* [Challenge]: Count the lines containing "بالعسكر" in the entries underneath, and state that count without anything else.
—————
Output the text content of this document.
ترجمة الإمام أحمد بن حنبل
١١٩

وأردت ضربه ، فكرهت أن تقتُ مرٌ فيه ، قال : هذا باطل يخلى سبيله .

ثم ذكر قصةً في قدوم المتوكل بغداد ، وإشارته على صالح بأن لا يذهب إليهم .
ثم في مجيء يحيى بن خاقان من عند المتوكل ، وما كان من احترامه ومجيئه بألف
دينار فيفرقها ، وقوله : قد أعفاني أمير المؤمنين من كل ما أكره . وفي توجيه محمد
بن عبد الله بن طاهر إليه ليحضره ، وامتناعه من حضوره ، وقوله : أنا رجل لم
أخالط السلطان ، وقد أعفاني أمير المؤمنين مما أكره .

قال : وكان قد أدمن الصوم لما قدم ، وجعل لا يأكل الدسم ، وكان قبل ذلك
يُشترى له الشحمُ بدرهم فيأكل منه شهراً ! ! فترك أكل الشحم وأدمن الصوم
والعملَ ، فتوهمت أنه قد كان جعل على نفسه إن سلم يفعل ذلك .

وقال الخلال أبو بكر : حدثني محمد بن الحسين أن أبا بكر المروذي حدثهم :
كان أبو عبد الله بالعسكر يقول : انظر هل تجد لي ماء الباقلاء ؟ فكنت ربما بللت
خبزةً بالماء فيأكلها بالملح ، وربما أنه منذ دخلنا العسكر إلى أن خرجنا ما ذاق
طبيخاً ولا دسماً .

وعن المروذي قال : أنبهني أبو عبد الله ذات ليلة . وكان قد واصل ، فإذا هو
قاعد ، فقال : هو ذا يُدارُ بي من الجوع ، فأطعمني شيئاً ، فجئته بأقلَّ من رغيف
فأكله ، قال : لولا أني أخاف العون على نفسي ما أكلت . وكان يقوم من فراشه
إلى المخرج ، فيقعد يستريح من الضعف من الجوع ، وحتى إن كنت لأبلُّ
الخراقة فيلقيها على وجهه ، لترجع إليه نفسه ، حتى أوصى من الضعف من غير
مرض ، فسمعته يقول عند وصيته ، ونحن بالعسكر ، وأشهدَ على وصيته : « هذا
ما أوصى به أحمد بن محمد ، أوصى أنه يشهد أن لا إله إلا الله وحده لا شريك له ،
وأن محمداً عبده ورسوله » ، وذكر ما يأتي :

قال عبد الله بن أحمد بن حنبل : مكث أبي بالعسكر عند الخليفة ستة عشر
—————
* [Answer for this exercise]: 3